::: Provided material :::
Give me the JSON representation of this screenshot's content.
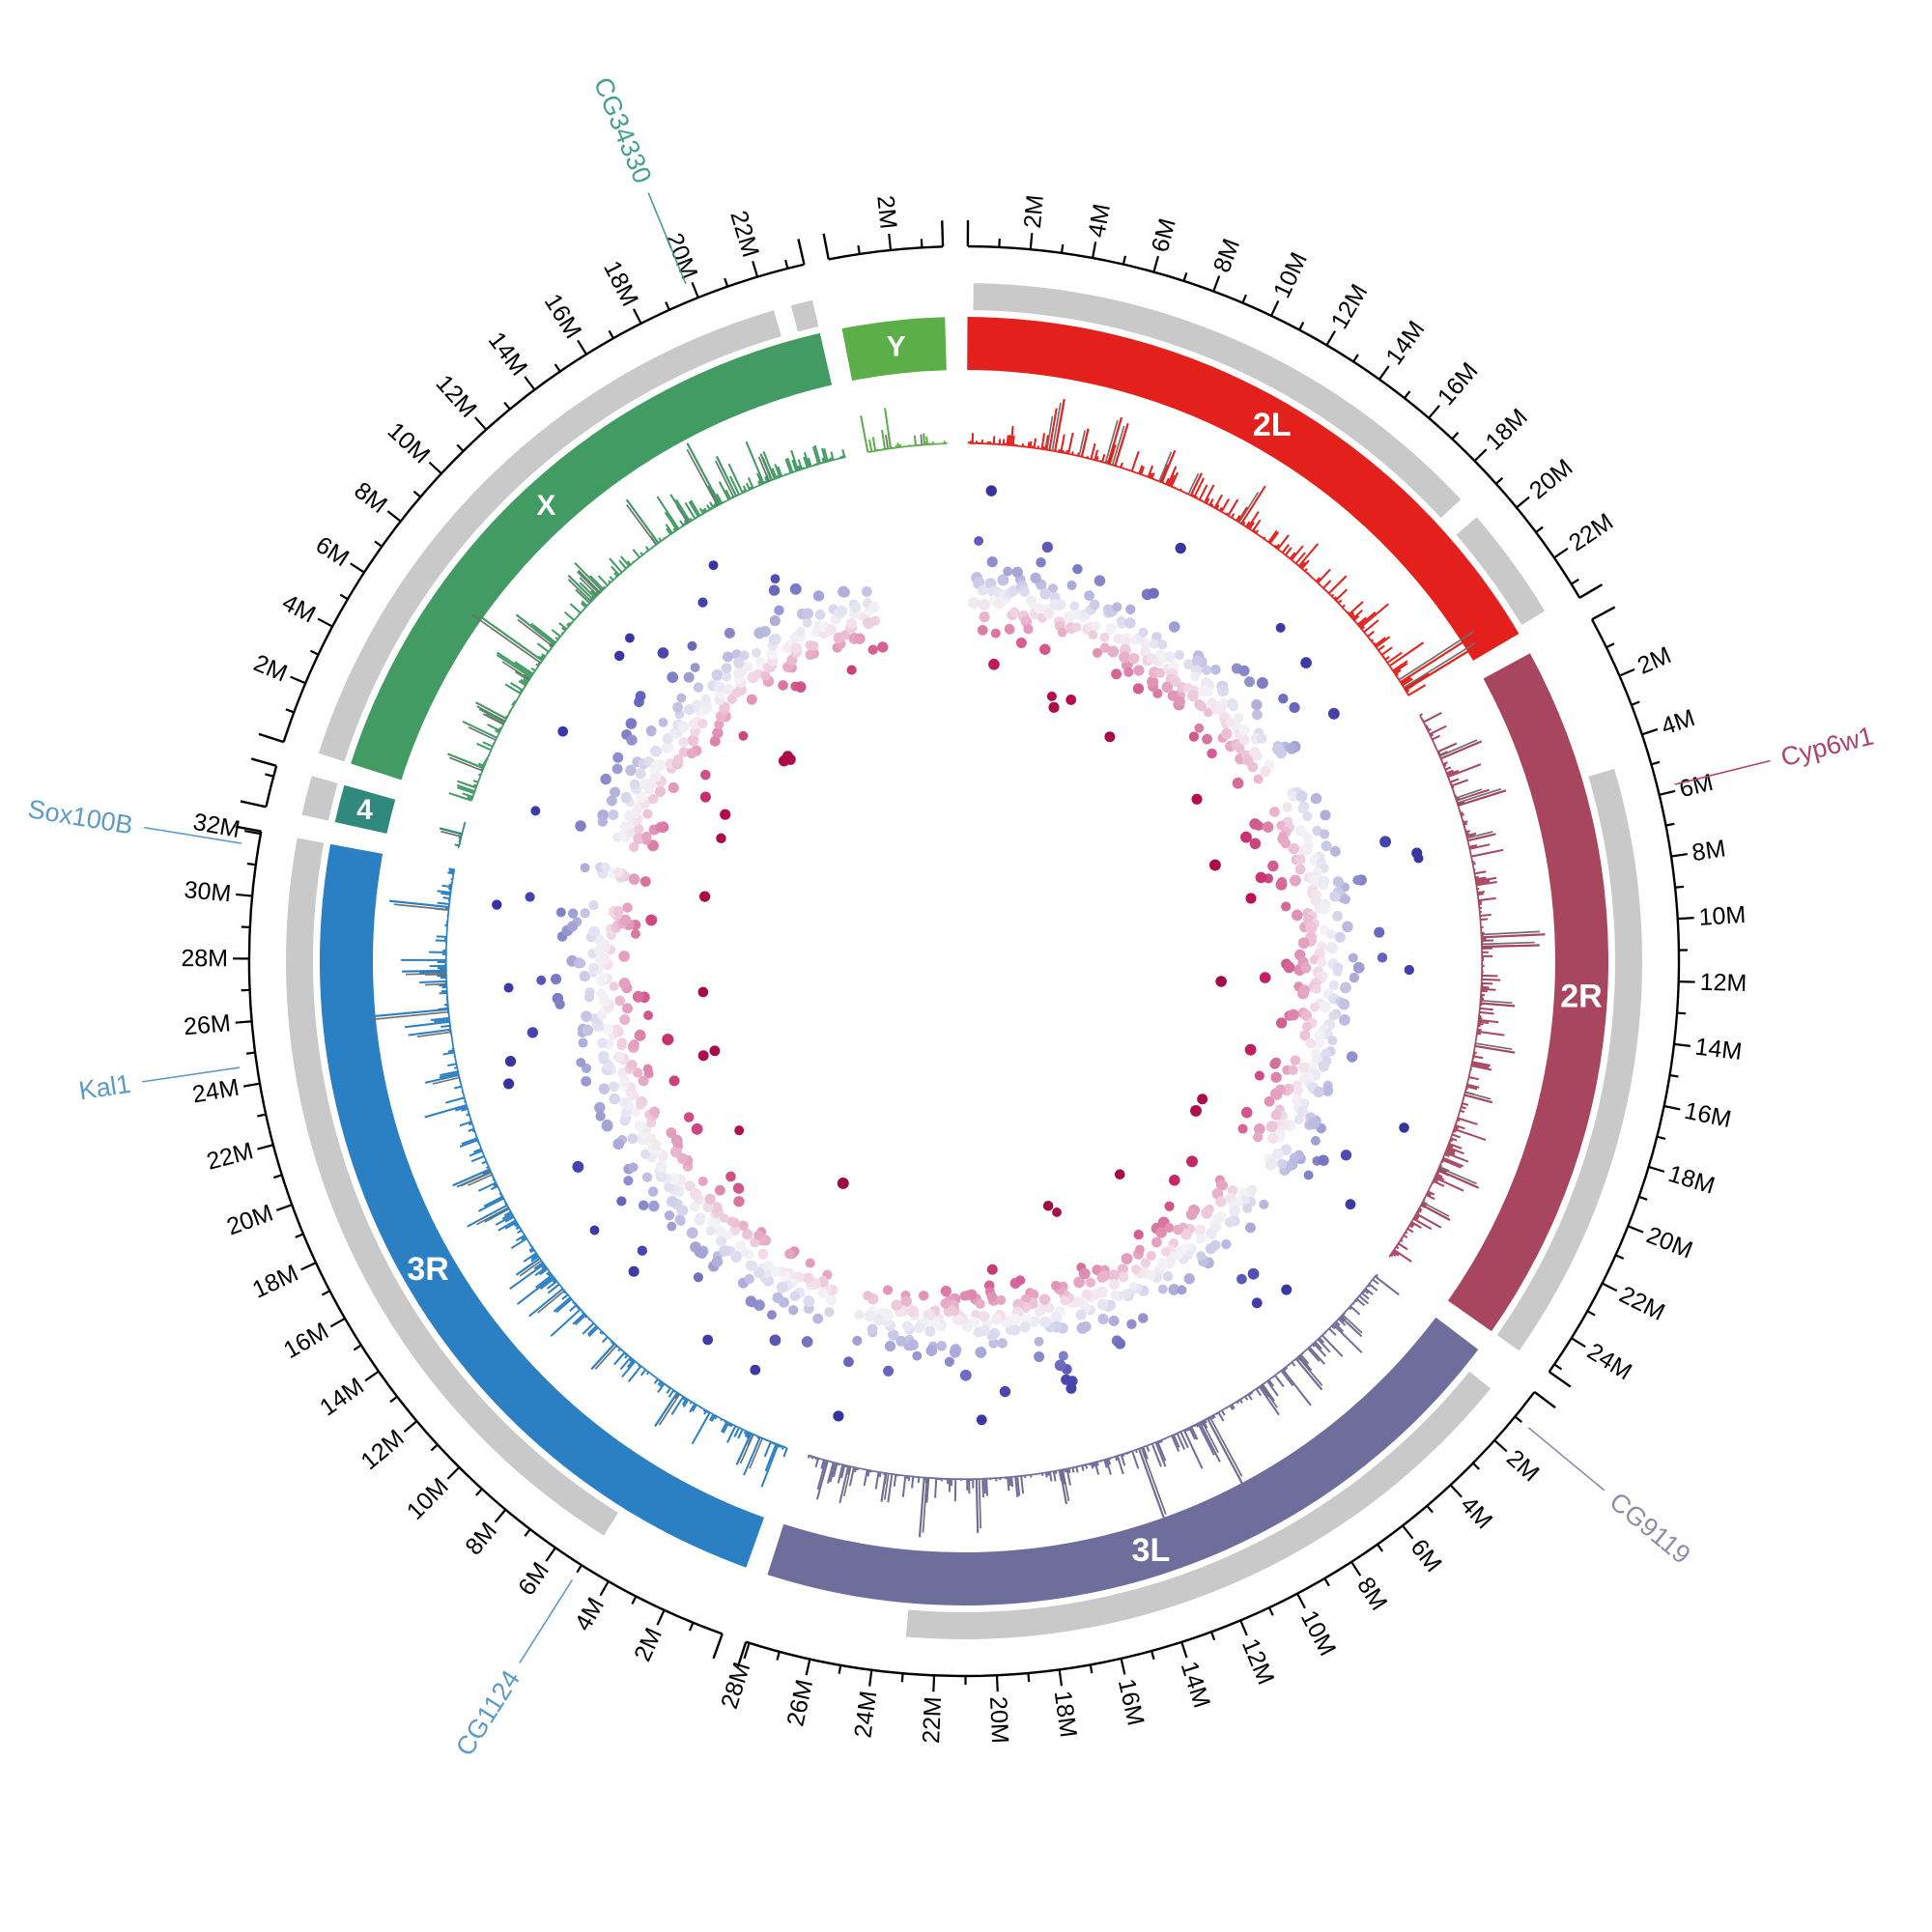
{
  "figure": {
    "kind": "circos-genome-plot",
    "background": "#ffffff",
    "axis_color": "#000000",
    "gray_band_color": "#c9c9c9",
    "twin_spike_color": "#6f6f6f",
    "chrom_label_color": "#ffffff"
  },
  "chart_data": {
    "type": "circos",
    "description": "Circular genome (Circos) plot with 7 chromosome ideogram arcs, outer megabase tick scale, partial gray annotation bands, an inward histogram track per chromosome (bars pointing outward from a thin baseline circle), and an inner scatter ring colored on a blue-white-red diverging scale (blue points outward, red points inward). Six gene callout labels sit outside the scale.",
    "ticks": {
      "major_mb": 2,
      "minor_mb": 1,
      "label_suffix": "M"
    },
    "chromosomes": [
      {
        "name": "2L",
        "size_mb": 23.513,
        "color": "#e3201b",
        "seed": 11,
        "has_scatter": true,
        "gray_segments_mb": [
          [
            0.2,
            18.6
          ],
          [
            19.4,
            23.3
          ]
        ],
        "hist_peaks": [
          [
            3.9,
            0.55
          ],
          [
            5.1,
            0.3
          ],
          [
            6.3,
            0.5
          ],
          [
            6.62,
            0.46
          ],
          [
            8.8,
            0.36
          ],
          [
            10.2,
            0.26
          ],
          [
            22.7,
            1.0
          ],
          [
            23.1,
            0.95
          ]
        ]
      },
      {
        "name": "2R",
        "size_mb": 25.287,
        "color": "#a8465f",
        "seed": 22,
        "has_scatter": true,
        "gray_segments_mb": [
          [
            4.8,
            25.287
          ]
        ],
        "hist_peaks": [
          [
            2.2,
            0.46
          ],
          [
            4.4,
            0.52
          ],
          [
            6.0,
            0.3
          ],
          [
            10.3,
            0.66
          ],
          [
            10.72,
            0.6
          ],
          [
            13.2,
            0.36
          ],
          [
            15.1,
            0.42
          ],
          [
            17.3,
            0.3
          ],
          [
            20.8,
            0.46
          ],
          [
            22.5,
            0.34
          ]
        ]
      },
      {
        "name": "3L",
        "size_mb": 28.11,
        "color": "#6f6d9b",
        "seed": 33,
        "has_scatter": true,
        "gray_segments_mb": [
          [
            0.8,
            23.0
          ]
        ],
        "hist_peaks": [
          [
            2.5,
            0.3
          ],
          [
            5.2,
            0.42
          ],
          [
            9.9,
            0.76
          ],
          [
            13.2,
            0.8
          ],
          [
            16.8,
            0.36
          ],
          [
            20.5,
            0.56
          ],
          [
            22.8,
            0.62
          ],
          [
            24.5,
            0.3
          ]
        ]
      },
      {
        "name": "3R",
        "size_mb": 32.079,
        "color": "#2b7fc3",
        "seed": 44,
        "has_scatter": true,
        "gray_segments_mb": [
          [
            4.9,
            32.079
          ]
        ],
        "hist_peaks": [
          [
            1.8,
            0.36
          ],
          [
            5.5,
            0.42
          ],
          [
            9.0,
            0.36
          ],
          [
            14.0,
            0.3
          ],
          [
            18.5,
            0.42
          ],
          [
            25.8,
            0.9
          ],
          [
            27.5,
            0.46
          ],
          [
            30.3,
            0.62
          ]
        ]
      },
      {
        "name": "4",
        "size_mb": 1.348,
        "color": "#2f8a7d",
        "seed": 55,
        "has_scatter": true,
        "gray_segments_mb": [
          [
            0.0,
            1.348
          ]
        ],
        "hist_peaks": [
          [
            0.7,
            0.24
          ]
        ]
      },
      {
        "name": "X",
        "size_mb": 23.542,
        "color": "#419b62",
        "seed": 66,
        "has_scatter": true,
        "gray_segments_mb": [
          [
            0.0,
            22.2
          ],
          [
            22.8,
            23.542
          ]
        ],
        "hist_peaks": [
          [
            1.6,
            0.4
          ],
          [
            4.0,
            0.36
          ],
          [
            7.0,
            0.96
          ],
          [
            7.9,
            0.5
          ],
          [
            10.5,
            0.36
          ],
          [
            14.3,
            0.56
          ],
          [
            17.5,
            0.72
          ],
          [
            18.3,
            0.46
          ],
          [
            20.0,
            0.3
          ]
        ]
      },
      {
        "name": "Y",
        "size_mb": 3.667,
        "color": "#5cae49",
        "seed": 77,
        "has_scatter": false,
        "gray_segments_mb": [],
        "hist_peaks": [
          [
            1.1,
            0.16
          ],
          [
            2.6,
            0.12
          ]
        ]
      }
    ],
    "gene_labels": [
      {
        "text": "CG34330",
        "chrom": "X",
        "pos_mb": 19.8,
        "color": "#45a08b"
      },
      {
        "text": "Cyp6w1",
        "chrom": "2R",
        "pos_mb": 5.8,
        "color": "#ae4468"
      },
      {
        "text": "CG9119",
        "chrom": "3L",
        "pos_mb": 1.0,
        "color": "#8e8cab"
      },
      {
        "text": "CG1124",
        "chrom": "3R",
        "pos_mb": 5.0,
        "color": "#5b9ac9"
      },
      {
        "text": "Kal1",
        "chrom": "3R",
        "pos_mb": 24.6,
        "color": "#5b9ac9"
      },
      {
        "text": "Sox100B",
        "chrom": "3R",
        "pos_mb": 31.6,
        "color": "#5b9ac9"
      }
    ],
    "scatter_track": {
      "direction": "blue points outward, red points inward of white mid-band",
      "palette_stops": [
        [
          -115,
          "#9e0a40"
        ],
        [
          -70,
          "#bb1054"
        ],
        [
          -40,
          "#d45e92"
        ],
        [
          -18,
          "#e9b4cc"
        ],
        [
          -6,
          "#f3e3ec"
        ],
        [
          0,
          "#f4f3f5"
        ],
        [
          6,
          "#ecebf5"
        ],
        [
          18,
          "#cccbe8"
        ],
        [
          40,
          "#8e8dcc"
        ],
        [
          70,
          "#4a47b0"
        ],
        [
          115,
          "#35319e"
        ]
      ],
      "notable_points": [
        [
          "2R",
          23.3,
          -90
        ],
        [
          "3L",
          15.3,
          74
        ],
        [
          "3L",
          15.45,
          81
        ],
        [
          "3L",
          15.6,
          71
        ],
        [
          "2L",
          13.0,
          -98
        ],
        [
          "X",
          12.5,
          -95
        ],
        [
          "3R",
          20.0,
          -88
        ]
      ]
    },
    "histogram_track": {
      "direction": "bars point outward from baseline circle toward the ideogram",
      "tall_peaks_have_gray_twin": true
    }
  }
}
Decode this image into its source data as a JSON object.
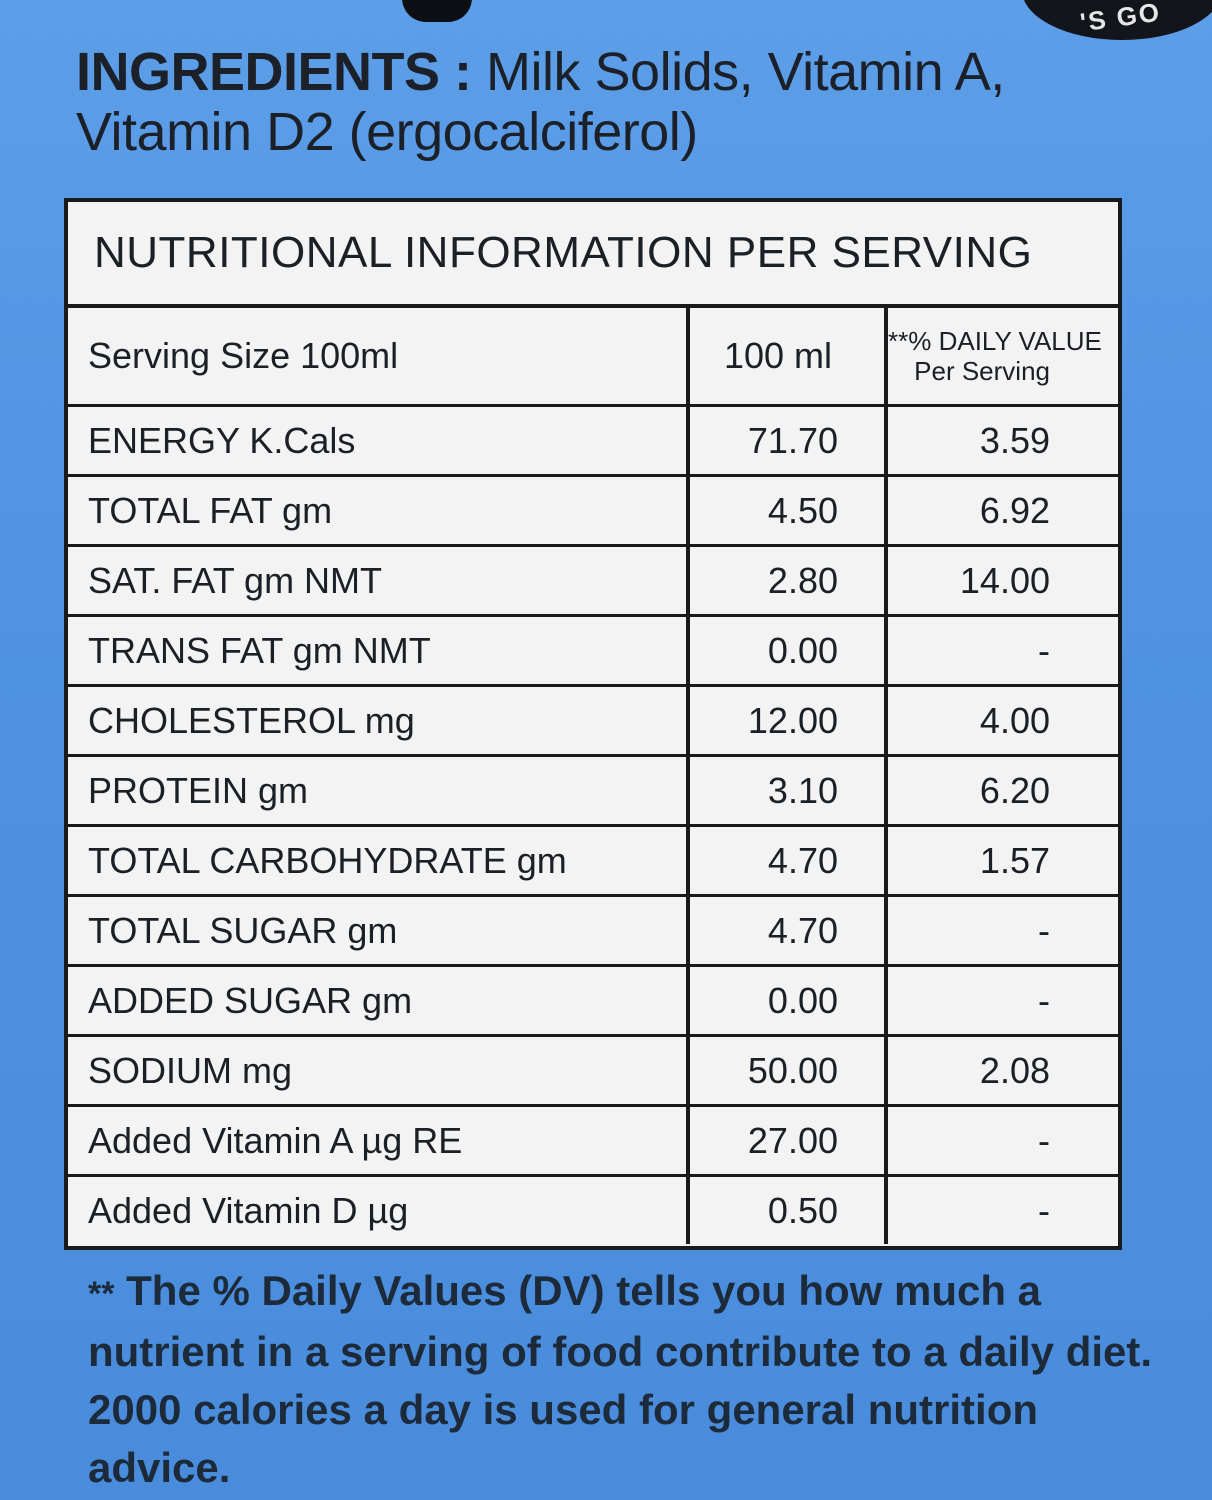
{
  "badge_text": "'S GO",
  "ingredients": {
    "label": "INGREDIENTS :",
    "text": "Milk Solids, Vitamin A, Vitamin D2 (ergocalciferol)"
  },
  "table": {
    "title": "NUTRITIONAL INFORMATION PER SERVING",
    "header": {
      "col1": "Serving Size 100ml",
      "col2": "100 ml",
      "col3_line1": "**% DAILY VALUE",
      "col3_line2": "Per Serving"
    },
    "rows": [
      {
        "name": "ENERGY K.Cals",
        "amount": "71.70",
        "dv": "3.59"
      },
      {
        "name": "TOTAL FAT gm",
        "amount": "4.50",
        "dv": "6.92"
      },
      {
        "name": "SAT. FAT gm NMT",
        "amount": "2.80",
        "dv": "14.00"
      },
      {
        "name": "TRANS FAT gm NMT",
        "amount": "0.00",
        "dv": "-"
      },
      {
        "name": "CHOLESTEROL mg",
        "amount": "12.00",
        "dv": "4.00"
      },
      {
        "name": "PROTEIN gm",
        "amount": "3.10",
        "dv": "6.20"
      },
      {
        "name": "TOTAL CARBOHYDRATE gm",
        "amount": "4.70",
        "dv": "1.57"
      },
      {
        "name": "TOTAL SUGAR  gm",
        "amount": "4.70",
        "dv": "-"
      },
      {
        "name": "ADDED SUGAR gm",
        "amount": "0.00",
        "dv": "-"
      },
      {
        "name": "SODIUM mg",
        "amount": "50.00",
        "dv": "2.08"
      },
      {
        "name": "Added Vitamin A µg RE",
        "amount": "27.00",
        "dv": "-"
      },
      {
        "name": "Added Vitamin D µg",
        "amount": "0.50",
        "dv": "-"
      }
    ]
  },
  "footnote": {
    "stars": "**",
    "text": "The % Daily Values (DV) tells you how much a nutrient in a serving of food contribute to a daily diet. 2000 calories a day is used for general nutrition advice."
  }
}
:::
*Aim of the exercise:* Each line of the data in which the string "bars" appears needs to be copied.

*Exercise result:*
    "description": "Circular genome (Circos) plot with 7 chromosome ideogram arcs, outer megabase tick scale, partial gray annotation bands, an inward histogram track per chromosome (bars pointing outward from a thin baseline circle), and an inner scatter ring colored on a blue-white-red diverging scale (blue points outward, red points inward). Six gene callout labels sit outside the scale.",
      "direction": "bars point outward from baseline circle toward the ideogram",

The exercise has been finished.